» **INPUT MATERIAL**
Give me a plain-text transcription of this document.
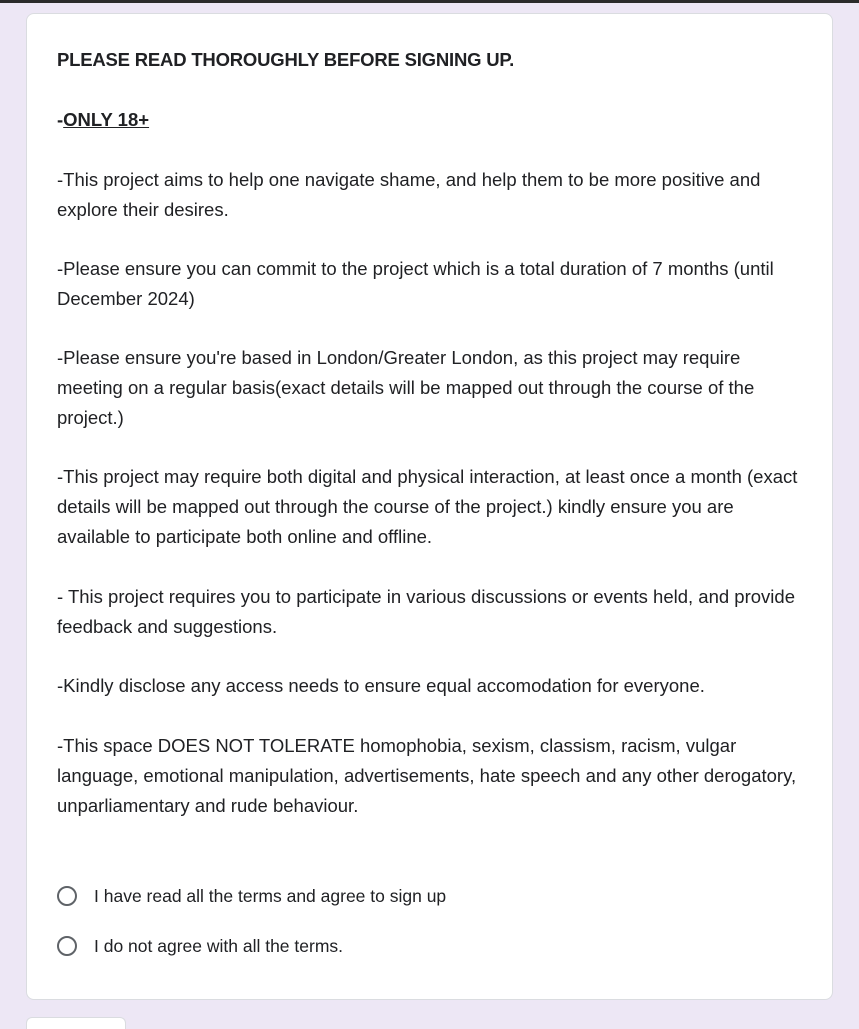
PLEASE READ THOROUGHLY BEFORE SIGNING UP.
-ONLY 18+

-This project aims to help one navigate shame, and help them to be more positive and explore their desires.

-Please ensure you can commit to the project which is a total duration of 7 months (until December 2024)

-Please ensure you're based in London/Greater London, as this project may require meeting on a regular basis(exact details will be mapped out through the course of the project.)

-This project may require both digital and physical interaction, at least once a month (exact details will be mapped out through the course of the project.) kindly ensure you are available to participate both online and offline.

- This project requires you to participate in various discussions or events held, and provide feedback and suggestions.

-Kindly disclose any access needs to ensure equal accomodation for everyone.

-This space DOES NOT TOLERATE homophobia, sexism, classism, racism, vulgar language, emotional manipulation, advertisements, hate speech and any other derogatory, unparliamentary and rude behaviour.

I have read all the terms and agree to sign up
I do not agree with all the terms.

» **AIM OF THE EXERCISE**
Looking at the listing above, how many of its lines contain the string "project"? Give the number alone.

» **PROBLEM SOLUTION**
5